#### [Consegna]
Ricopia per intero, parola per parola, il testo qui sotto sul neurologo Maurizio Corbetta.

#### [Testo fornito]
◆ ◆ ◆
Maurizio Corbetta dal 2016 dirige la clinica di Neurologia dell’università di Padova, dopo 28 anni negli Stati Uniti. Si tratta di uno degli studiosi più citati nella letteratura scientifica. A Repubblica, l’esperto spiega: “Un articolo di biologia è citato in media da 5 articoli successivi. Un nostro lavoro del 2002 è arrivato a 15mila. Ma ci sono lavori di premi Nobel citati pochissimo”. Uno dei suoi articoli parlava ad esempio “di uno dei beni più preziosi che abbiamo: l’attenzione. Spiegava che non siamo fatti per il multitasking e dobbiamo curare la nostra capacità di concentrazione. Come il tempo e l’energia, è sempre più scarsa”.
Lui stesso si dice “vittima della dipendenza da cellulare. Ma se devo studiare o scrivere lo sposto lontano. I telefoni sono una fucina di stimoli distraenti e ci fanno una piccola doccia di dopamina a ogni messaggio, creando piacere e dipendenza. Tenendolo sempre in mano lo abbiamo fatto diventare un’estensione del corpo. Si sa da molti esperimenti che se una scimmia o un uomo usano a lungo un attrezzo, i neuroni lo incorporano come un prolungamento della mano. Da qualche parte nell’area parietale del cervello probabilmente abbiamo già i neuroni dedicati al cellulare”. Un altro suo studio spiega che non è vero che usiamo solo il 10% del cervello: “Le aree del cervello impegnate se vaghiamo con la mente sono le stesse impegnate durante un compito. Il cervello non riposa mai. Con gli occhi chiusi, senza pensare, lui ripassa quel che ha imparato in precedenza, richiama alla memoria episodi della vita, assembla le nozioni che ha e prova a prevedere il futuro”.
Corbetta: “Cervello? Forse ci impianteremo un chip per migliorare”
◆ ◆ ◆
#### [Dati forniti]
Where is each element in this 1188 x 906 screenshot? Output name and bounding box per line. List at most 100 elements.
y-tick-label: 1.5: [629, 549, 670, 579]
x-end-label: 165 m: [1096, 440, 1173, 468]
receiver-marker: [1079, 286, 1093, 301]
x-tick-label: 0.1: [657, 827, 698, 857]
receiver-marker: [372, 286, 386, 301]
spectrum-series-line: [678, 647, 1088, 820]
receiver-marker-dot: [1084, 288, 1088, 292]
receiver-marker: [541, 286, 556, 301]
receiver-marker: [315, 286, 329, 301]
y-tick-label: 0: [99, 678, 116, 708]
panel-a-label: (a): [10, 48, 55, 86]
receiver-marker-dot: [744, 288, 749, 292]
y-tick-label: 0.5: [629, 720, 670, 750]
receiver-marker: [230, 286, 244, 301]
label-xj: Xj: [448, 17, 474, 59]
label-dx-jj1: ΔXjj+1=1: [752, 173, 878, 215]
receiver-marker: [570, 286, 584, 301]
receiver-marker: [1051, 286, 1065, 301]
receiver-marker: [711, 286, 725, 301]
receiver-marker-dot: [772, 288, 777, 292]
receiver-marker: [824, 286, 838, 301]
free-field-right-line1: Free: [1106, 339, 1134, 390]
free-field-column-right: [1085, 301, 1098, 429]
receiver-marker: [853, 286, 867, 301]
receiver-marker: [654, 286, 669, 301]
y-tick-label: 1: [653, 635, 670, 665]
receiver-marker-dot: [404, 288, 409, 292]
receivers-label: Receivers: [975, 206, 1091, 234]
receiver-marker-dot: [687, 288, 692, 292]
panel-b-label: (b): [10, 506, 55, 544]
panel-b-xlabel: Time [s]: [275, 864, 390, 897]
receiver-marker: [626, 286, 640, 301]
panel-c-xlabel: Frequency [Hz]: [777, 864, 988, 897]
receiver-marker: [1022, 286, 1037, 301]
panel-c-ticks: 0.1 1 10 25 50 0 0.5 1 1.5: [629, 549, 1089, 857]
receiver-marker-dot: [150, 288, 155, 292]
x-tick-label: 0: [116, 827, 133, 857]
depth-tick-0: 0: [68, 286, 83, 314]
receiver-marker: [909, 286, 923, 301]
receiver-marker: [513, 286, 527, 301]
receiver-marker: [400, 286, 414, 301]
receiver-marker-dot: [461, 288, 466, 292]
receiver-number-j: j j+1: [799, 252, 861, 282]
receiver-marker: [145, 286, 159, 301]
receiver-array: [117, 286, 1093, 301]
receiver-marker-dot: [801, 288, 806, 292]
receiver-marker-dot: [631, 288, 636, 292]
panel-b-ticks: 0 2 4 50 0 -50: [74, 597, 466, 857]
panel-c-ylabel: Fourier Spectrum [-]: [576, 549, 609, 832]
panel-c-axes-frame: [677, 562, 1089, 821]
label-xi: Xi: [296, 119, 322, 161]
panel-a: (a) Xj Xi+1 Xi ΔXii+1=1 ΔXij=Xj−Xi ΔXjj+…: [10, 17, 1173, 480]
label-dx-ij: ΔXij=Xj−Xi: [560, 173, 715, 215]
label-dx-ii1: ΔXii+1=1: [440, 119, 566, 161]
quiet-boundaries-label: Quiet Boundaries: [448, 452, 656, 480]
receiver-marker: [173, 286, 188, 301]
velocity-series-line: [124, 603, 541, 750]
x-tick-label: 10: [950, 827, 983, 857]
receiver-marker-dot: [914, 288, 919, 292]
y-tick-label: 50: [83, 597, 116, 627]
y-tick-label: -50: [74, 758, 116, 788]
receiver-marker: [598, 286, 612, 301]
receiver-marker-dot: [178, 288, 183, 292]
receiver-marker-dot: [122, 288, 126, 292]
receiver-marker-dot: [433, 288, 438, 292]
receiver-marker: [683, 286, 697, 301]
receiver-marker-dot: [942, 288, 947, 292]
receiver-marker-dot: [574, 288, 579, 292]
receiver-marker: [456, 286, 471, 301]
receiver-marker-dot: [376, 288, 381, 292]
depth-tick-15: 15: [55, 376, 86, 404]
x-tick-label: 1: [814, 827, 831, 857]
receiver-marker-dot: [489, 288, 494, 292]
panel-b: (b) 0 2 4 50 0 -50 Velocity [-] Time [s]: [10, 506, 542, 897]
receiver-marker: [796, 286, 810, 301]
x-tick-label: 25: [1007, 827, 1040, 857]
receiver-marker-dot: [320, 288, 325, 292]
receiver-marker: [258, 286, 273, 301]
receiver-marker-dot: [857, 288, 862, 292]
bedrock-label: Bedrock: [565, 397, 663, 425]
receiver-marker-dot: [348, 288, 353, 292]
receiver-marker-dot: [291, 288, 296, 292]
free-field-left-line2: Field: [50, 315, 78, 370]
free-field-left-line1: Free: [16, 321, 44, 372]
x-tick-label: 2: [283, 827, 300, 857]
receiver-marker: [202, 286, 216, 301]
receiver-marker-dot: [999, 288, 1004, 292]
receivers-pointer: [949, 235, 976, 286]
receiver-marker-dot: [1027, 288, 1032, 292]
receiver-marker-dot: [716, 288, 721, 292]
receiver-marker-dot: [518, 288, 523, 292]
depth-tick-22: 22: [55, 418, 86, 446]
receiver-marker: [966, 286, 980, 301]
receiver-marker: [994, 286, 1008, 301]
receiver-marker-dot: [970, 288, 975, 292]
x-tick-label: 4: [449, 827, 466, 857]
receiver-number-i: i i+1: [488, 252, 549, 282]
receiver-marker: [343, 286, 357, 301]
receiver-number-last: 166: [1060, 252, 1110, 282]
◆ ◆ ◆
#### [Risposta]
Maurizio Corbetta dal 2016 dirige la clinica di Neurologia dell’università di Padova, dopo 28 anni negli Stati Uniti. Si tratta di uno degli studiosi più citati nella letteratura scientifica. A Repubblica, l’esperto spiega: “Un articolo di biologia è citato in media da 5 articoli successivi. Un nostro lavoro del 2002 è arrivato a 15mila. Ma ci sono lavori di premi Nobel citati pochissimo”. Uno dei suoi articoli parlava ad esempio “di uno dei beni più preziosi che abbiamo: l’attenzione. Spiegava che non siamo fatti per il multitasking e dobbiamo curare la nostra capacità di concentrazione. Come il tempo e l’energia, è sempre più scarsa”.
Lui stesso si dice “vittima della dipendenza da cellulare. Ma se devo studiare o scrivere lo sposto lontano. I telefoni sono una fucina di stimoli distraenti e ci fanno una piccola doccia di dopamina a ogni messaggio, creando piacere e dipendenza. Tenendolo sempre in mano lo abbiamo fatto diventare un’estensione del corpo. Si sa da molti esperimenti che se una scimmia o un uomo usano a lungo un attrezzo, i neuroni lo incorporano come un prolungamento della mano. Da qualche parte nell’area parietale del cervello probabilmente abbiamo già i neuroni dedicati al cellulare”. Un altro suo studio spiega che non è vero che usiamo solo il 10% del cervello: “Le aree del cervello impegnate se vaghiamo con la mente sono le stesse impegnate durante un compito. Il cervello non riposa mai. Con gli occhi chiusi, senza pensare, lui ripassa quel che ha imparato in precedenza, richiama alla memoria episodi della vita, assembla le nozioni che ha e prova a prevedere il futuro”.
Corbetta: “Cervello? Forse ci impianteremo un chip per migliorare”